-- begin Entries provided --
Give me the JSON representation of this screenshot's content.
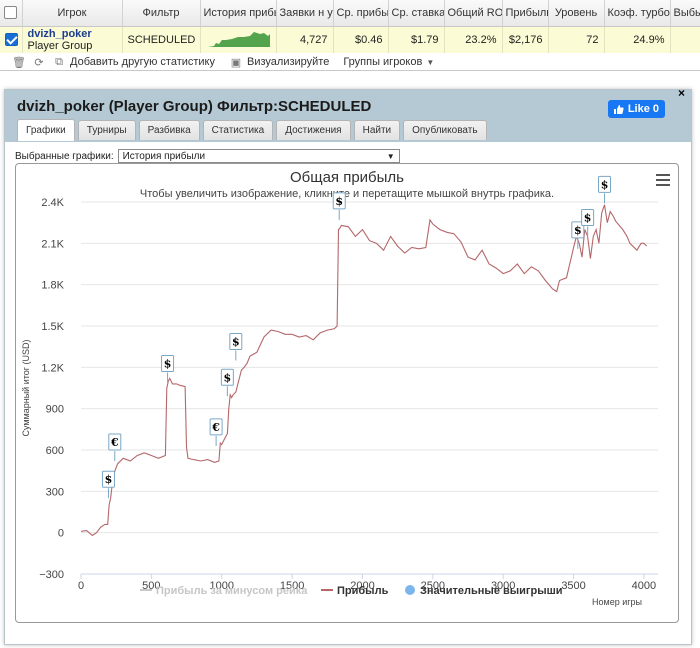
{
  "grid": {
    "headers": [
      "Игрок",
      "Фильтр",
      "История прибыл",
      "Заявки н у",
      "Ср. прибы",
      "Ср. ставка",
      "Общий ROI",
      "Прибыль",
      "Уровень",
      "Коэф. турбо",
      "Выбы"
    ],
    "row": {
      "player_name": "dvizh_poker",
      "player_type": "Player Group",
      "filter": "SCHEDULED",
      "entries": "4,727",
      "avg_profit": "$0.46",
      "avg_stake": "$1.79",
      "roi": "23.2%",
      "profit": "$2,176",
      "level": "72",
      "turbo": "24.9%"
    },
    "toolbar": {
      "add_stats": "Добавить другую статистику",
      "visualize": "Визуализируйте",
      "groups": "Группы игроков"
    }
  },
  "panel": {
    "title": "dvizh_poker (Player Group) Фильтр:SCHEDULED",
    "like_label": "Like 0",
    "close": "×",
    "tabs": [
      "Графики",
      "Турниры",
      "Разбивка",
      "Статистика",
      "Достижения",
      "Найти",
      "Опубликовать"
    ],
    "active_tab": 0,
    "select_label": "Выбранные графики:",
    "select_value": "История прибыли"
  },
  "chart_data": {
    "type": "line",
    "title": "Общая прибыль",
    "subtitle": "Чтобы увеличить изображение, кликните и перетащите мышкой внутрь графика.",
    "ylabel": "Суммарный итог (USD)",
    "xlabel": "Номер игры",
    "xlim": [
      0,
      4100
    ],
    "ylim": [
      -300,
      2400
    ],
    "xticks": [
      "0",
      "500",
      "1000",
      "1500",
      "2000",
      "2500",
      "3000",
      "3500",
      "4000"
    ],
    "yticks": [
      "−300",
      "0",
      "300",
      "600",
      "900",
      "1.2K",
      "1.5K",
      "1.8K",
      "2.1K",
      "2.4K"
    ],
    "legend": [
      "Прибыль за минусом рейка",
      "Прибыль",
      "Значительные выигрыши"
    ],
    "colors": {
      "profit": "#b5676a",
      "rake_series": "#c8c8c8",
      "big_wins": "#7cb5ec"
    },
    "series": [
      {
        "name": "Прибыль",
        "x": [
          0,
          40,
          80,
          110,
          140,
          170,
          190,
          200,
          210,
          230,
          260,
          300,
          350,
          400,
          450,
          500,
          550,
          600,
          610,
          620,
          630,
          650,
          680,
          700,
          740,
          750,
          760,
          800,
          850,
          900,
          950,
          980,
          990,
          1000,
          1020,
          1040,
          1050,
          1060,
          1070,
          1080,
          1100,
          1120,
          1140,
          1160,
          1180,
          1200,
          1250,
          1300,
          1350,
          1400,
          1450,
          1500,
          1550,
          1600,
          1650,
          1700,
          1750,
          1800,
          1820,
          1830,
          1840,
          1850,
          1900,
          1950,
          2000,
          2050,
          2100,
          2150,
          2200,
          2250,
          2300,
          2350,
          2400,
          2450,
          2480,
          2500,
          2550,
          2600,
          2650,
          2700,
          2750,
          2800,
          2850,
          2900,
          2950,
          3000,
          3050,
          3100,
          3150,
          3200,
          3250,
          3300,
          3350,
          3380,
          3400,
          3450,
          3480,
          3500,
          3520,
          3540,
          3560,
          3580,
          3600,
          3620,
          3640,
          3660,
          3680,
          3700,
          3720,
          3740,
          3760,
          3780,
          3800,
          3850,
          3880,
          3900,
          3950,
          3980,
          4000,
          4020
        ],
        "y": [
          10,
          15,
          -20,
          0,
          40,
          60,
          60,
          200,
          250,
          420,
          500,
          540,
          520,
          560,
          580,
          560,
          540,
          560,
          1050,
          1100,
          1120,
          1080,
          1080,
          1070,
          1060,
          620,
          540,
          530,
          520,
          530,
          510,
          520,
          650,
          640,
          680,
          720,
          900,
          1000,
          980,
          1000,
          1020,
          1100,
          1180,
          1200,
          1230,
          1280,
          1310,
          1420,
          1470,
          1460,
          1440,
          1440,
          1420,
          1430,
          1400,
          1450,
          1470,
          1480,
          1500,
          2200,
          2210,
          2230,
          2220,
          2150,
          2200,
          2120,
          2100,
          2050,
          2150,
          2080,
          2030,
          2070,
          2060,
          2070,
          2270,
          2240,
          2200,
          2180,
          2170,
          2110,
          2000,
          1980,
          2050,
          1950,
          1920,
          1880,
          1900,
          1950,
          1880,
          1930,
          1900,
          1830,
          1770,
          1750,
          1830,
          1850,
          1980,
          2070,
          2150,
          2100,
          2000,
          2200,
          2150,
          1990,
          2150,
          2200,
          2100,
          2320,
          2380,
          2250,
          2330,
          2300,
          2260,
          2200,
          2150,
          2100,
          2050,
          2100,
          2100,
          2080
        ]
      }
    ],
    "big_wins": [
      {
        "x": 195,
        "y": 250,
        "symbol": "$"
      },
      {
        "x": 240,
        "y": 520,
        "symbol": "€"
      },
      {
        "x": 615,
        "y": 1090,
        "symbol": "$"
      },
      {
        "x": 960,
        "y": 630,
        "symbol": "€"
      },
      {
        "x": 1040,
        "y": 990,
        "symbol": "$"
      },
      {
        "x": 1100,
        "y": 1250,
        "symbol": "$"
      },
      {
        "x": 1835,
        "y": 2270,
        "symbol": "$"
      },
      {
        "x": 3530,
        "y": 2060,
        "symbol": "$"
      },
      {
        "x": 3600,
        "y": 2150,
        "symbol": "$"
      },
      {
        "x": 3720,
        "y": 2390,
        "symbol": "$"
      }
    ]
  }
}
-- end Entries provided --
The entries above should be reproduced exactly, without their pictures.

The output:
Give me the JSON representation of this screenshot's content.
{
  "grid": {
    "headers": [
      "Игрок",
      "Фильтр",
      "История прибыл",
      "Заявки н у",
      "Ср. прибы",
      "Ср. ставка",
      "Общий ROI",
      "Прибыль",
      "Уровень",
      "Коэф. турбо",
      "Выбы"
    ],
    "row": {
      "player_name": "dvizh_poker",
      "player_type": "Player Group",
      "filter": "SCHEDULED",
      "entries": "4,727",
      "avg_profit": "$0.46",
      "avg_stake": "$1.79",
      "roi": "23.2%",
      "profit": "$2,176",
      "level": "72",
      "turbo": "24.9%"
    },
    "toolbar": {
      "add_stats": "Добавить другую статистику",
      "visualize": "Визуализируйте",
      "groups": "Группы игроков"
    }
  },
  "panel": {
    "title": "dvizh_poker (Player Group) Фильтр:SCHEDULED",
    "like_label": "Like 0",
    "close": "×",
    "tabs": [
      "Графики",
      "Турниры",
      "Разбивка",
      "Статистика",
      "Достижения",
      "Найти",
      "Опубликовать"
    ],
    "active_tab": 0,
    "select_label": "Выбранные графики:",
    "select_value": "История прибыли"
  },
  "chart_data": {
    "type": "line",
    "title": "Общая прибыль",
    "subtitle": "Чтобы увеличить изображение, кликните и перетащите мышкой внутрь графика.",
    "ylabel": "Суммарный итог (USD)",
    "xlabel": "Номер игры",
    "xlim": [
      0,
      4100
    ],
    "ylim": [
      -300,
      2400
    ],
    "xticks": [
      "0",
      "500",
      "1000",
      "1500",
      "2000",
      "2500",
      "3000",
      "3500",
      "4000"
    ],
    "yticks": [
      "−300",
      "0",
      "300",
      "600",
      "900",
      "1.2K",
      "1.5K",
      "1.8K",
      "2.1K",
      "2.4K"
    ],
    "legend": [
      "Прибыль за минусом рейка",
      "Прибыль",
      "Значительные выигрыши"
    ],
    "colors": {
      "profit": "#b5676a",
      "rake_series": "#c8c8c8",
      "big_wins": "#7cb5ec"
    },
    "series": [
      {
        "name": "Прибыль",
        "x": [
          0,
          40,
          80,
          110,
          140,
          170,
          190,
          200,
          210,
          230,
          260,
          300,
          350,
          400,
          450,
          500,
          550,
          600,
          610,
          620,
          630,
          650,
          680,
          700,
          740,
          750,
          760,
          800,
          850,
          900,
          950,
          980,
          990,
          1000,
          1020,
          1040,
          1050,
          1060,
          1070,
          1080,
          1100,
          1120,
          1140,
          1160,
          1180,
          1200,
          1250,
          1300,
          1350,
          1400,
          1450,
          1500,
          1550,
          1600,
          1650,
          1700,
          1750,
          1800,
          1820,
          1830,
          1840,
          1850,
          1900,
          1950,
          2000,
          2050,
          2100,
          2150,
          2200,
          2250,
          2300,
          2350,
          2400,
          2450,
          2480,
          2500,
          2550,
          2600,
          2650,
          2700,
          2750,
          2800,
          2850,
          2900,
          2950,
          3000,
          3050,
          3100,
          3150,
          3200,
          3250,
          3300,
          3350,
          3380,
          3400,
          3450,
          3480,
          3500,
          3520,
          3540,
          3560,
          3580,
          3600,
          3620,
          3640,
          3660,
          3680,
          3700,
          3720,
          3740,
          3760,
          3780,
          3800,
          3850,
          3880,
          3900,
          3950,
          3980,
          4000,
          4020
        ],
        "y": [
          10,
          15,
          -20,
          0,
          40,
          60,
          60,
          200,
          250,
          420,
          500,
          540,
          520,
          560,
          580,
          560,
          540,
          560,
          1050,
          1100,
          1120,
          1080,
          1080,
          1070,
          1060,
          620,
          540,
          530,
          520,
          530,
          510,
          520,
          650,
          640,
          680,
          720,
          900,
          1000,
          980,
          1000,
          1020,
          1100,
          1180,
          1200,
          1230,
          1280,
          1310,
          1420,
          1470,
          1460,
          1440,
          1440,
          1420,
          1430,
          1400,
          1450,
          1470,
          1480,
          1500,
          2200,
          2210,
          2230,
          2220,
          2150,
          2200,
          2120,
          2100,
          2050,
          2150,
          2080,
          2030,
          2070,
          2060,
          2070,
          2270,
          2240,
          2200,
          2180,
          2170,
          2110,
          2000,
          1980,
          2050,
          1950,
          1920,
          1880,
          1900,
          1950,
          1880,
          1930,
          1900,
          1830,
          1770,
          1750,
          1830,
          1850,
          1980,
          2070,
          2150,
          2100,
          2000,
          2200,
          2150,
          1990,
          2150,
          2200,
          2100,
          2320,
          2380,
          2250,
          2330,
          2300,
          2260,
          2200,
          2150,
          2100,
          2050,
          2100,
          2100,
          2080
        ]
      }
    ],
    "big_wins": [
      {
        "x": 195,
        "y": 250,
        "symbol": "$"
      },
      {
        "x": 240,
        "y": 520,
        "symbol": "€"
      },
      {
        "x": 615,
        "y": 1090,
        "symbol": "$"
      },
      {
        "x": 960,
        "y": 630,
        "symbol": "€"
      },
      {
        "x": 1040,
        "y": 990,
        "symbol": "$"
      },
      {
        "x": 1100,
        "y": 1250,
        "symbol": "$"
      },
      {
        "x": 1835,
        "y": 2270,
        "symbol": "$"
      },
      {
        "x": 3530,
        "y": 2060,
        "symbol": "$"
      },
      {
        "x": 3600,
        "y": 2150,
        "symbol": "$"
      },
      {
        "x": 3720,
        "y": 2390,
        "symbol": "$"
      }
    ]
  }
}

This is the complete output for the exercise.